[Spatial annotation records]
++++++++++

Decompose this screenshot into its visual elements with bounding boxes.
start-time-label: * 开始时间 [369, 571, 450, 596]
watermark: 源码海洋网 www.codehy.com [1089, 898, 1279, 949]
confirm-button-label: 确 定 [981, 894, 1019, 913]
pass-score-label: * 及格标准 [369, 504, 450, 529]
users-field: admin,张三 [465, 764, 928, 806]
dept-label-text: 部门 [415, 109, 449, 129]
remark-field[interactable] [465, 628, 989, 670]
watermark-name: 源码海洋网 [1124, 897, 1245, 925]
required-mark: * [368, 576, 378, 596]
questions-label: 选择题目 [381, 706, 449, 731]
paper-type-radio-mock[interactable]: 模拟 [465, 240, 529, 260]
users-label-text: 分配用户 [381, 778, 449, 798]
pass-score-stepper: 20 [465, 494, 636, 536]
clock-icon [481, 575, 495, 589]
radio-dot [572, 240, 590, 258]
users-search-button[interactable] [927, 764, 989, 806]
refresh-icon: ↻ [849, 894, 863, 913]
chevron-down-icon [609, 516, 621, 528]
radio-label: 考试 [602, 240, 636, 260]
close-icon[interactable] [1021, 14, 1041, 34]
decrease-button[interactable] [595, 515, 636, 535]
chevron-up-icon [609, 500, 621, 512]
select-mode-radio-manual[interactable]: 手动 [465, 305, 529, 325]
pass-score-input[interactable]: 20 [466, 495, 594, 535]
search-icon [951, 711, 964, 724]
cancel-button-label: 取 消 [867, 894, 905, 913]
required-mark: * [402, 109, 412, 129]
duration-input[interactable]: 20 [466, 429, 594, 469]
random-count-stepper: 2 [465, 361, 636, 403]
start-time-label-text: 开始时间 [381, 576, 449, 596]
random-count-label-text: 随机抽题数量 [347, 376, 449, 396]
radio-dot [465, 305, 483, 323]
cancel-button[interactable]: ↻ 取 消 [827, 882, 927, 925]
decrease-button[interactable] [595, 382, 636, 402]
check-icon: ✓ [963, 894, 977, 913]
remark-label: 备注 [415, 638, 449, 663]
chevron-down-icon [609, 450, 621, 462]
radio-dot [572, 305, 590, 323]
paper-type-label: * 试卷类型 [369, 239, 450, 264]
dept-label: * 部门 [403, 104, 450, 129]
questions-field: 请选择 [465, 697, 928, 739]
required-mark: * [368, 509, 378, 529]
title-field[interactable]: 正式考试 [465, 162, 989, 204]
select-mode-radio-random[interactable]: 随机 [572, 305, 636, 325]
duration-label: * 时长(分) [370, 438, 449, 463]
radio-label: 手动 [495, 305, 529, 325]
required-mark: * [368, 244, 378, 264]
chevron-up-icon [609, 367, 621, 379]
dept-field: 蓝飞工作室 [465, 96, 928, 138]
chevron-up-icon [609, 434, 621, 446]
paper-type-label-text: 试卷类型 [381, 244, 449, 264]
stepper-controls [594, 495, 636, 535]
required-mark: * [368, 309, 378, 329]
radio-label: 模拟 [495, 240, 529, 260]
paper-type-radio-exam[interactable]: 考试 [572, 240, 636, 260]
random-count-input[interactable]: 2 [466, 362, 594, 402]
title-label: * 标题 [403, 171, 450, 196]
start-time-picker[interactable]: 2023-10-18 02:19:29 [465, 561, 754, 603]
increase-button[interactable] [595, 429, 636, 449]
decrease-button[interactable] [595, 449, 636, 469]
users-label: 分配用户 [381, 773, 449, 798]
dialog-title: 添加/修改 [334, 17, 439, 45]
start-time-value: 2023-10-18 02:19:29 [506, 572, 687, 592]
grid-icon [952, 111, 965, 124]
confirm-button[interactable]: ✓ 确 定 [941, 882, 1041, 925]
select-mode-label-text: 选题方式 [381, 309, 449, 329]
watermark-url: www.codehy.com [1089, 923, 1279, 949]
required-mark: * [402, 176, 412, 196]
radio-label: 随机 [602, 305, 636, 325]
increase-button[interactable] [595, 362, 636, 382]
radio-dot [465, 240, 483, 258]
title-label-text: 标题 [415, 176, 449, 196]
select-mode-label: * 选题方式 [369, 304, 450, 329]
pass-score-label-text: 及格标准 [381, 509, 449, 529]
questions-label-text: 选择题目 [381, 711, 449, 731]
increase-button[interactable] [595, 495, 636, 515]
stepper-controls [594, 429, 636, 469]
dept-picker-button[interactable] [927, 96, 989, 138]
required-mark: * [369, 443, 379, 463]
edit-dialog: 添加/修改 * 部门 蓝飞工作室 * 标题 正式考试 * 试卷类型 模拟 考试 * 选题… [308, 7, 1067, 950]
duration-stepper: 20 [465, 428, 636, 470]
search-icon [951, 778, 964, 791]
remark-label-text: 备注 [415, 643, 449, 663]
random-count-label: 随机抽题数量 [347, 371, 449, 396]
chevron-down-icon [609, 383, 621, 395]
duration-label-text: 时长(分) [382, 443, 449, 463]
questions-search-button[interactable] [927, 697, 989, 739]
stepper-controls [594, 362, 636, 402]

++++++++++

## WORK TO DO:
Return each line in the entries above that contains the string "field".

## COMPLETE OUTPUT:
users-field: admin,张三 [465, 764, 928, 806]
remark-field[interactable] [465, 628, 989, 670]
questions-field: 请选择 [465, 697, 928, 739]
title-field[interactable]: 正式考试 [465, 162, 989, 204]
dept-field: 蓝飞工作室 [465, 96, 928, 138]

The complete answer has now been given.